▶ **TASK INSTRUCTIONS**
From the entries below, copy every line where the string "történő" appears.

▬▬▬▬▬▬▬▬▬▬

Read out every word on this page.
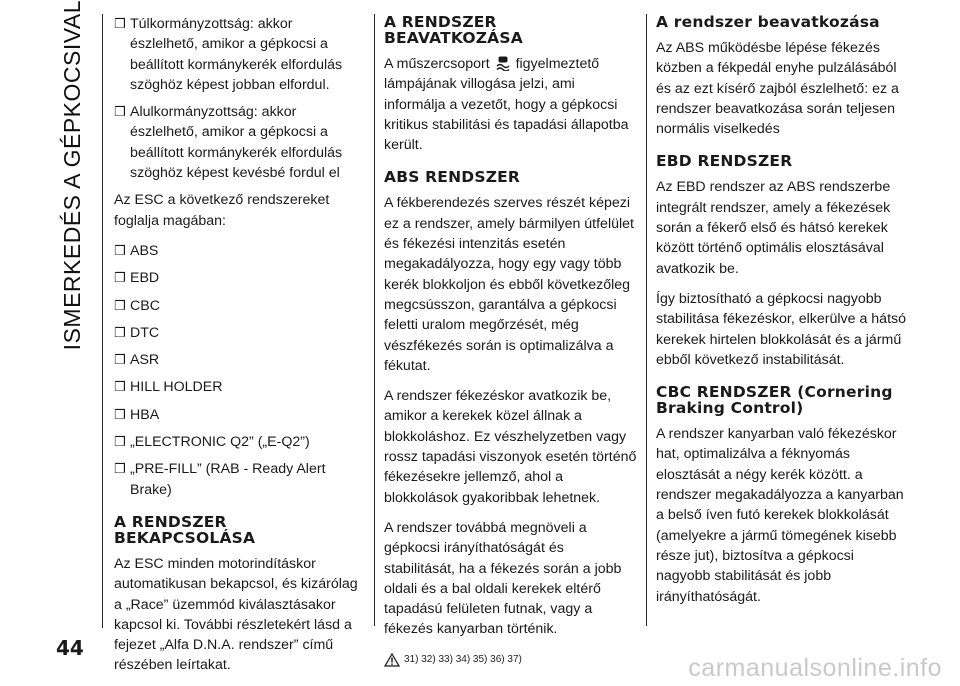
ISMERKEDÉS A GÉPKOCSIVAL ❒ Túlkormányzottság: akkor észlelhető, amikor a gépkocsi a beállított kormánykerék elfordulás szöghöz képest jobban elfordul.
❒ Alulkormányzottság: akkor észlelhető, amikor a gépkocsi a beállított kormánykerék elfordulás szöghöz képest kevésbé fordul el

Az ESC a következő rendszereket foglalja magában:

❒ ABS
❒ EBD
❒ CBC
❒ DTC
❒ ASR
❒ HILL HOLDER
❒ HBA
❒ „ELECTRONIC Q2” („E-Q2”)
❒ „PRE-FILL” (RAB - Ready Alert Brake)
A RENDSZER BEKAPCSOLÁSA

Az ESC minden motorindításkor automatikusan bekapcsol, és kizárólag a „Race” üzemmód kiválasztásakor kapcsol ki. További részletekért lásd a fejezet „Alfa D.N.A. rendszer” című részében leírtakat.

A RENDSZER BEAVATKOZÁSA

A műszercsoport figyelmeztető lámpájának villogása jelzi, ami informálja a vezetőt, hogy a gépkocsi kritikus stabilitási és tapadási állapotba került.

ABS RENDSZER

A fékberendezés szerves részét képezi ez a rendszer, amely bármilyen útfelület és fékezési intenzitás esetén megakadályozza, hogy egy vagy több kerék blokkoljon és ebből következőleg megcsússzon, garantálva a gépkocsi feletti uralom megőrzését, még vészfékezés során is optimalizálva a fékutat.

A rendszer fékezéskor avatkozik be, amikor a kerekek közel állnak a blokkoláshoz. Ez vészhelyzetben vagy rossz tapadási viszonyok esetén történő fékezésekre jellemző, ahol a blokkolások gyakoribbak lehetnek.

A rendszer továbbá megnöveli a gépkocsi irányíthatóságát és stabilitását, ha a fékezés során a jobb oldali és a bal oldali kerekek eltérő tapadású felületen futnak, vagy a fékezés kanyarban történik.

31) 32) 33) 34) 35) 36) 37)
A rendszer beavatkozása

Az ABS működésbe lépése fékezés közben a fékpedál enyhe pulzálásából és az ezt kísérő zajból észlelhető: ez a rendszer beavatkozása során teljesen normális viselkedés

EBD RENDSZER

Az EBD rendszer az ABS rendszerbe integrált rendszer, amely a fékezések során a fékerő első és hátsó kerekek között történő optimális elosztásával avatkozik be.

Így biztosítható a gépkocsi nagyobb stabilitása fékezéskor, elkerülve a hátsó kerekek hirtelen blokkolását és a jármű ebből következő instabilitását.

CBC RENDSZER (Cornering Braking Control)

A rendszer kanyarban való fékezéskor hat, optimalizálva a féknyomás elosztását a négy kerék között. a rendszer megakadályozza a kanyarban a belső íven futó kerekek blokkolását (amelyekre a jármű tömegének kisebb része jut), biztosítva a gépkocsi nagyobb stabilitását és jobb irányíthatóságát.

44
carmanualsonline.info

▬▬▬▬▬▬▬▬▬▬

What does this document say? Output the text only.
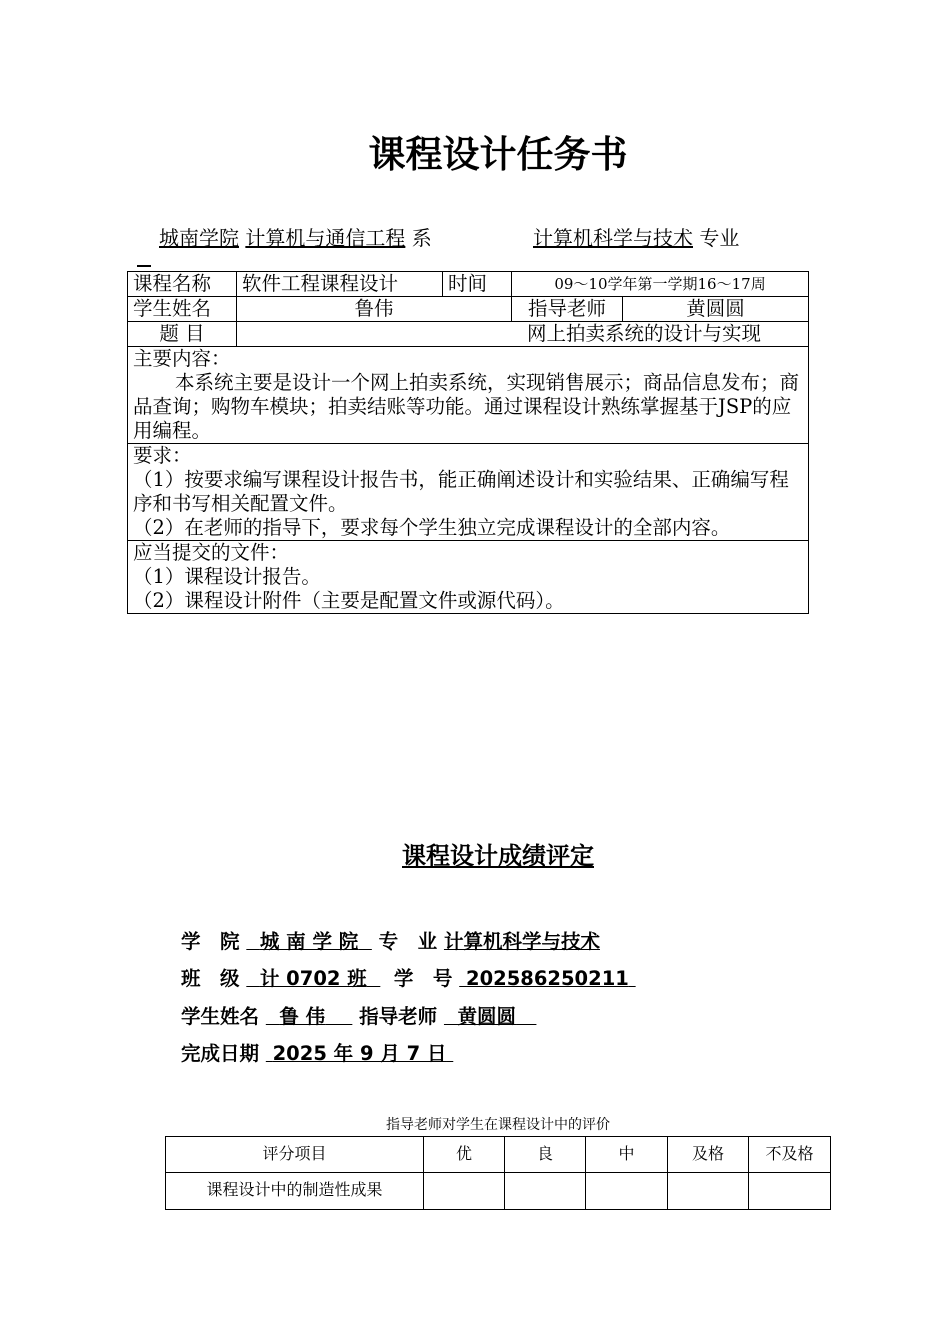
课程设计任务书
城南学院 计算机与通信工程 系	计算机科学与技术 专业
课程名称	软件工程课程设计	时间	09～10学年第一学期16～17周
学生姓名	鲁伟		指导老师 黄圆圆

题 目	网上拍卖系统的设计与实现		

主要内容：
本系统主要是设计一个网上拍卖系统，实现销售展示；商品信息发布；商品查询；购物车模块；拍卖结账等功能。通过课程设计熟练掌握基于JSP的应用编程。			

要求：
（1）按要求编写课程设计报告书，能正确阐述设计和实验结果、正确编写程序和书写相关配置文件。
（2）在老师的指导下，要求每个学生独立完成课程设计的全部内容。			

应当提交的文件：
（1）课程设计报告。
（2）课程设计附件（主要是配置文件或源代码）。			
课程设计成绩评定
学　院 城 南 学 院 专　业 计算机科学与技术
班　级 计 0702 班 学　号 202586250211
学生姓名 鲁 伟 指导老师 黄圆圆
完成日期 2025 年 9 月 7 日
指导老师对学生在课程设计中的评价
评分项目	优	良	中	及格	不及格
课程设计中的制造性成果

▬▬▬▬▬▬▬▬▬▬

▶ **TASK ANSWER**
A rendszer fékezéskor avatkozik be, amikor a kerekek közel állnak a blokkoláshoz. Ez vészhelyzetben vagy rossz tapadási viszonyok esetén történő fékezésekre jellemző, ahol a blokkolások gyakoribbak lehetnek.
Az EBD rendszer az ABS rendszerbe integrált rendszer, amely a fékezések során a fékerő első és hátsó kerekek között történő optimális elosztásával avatkozik be.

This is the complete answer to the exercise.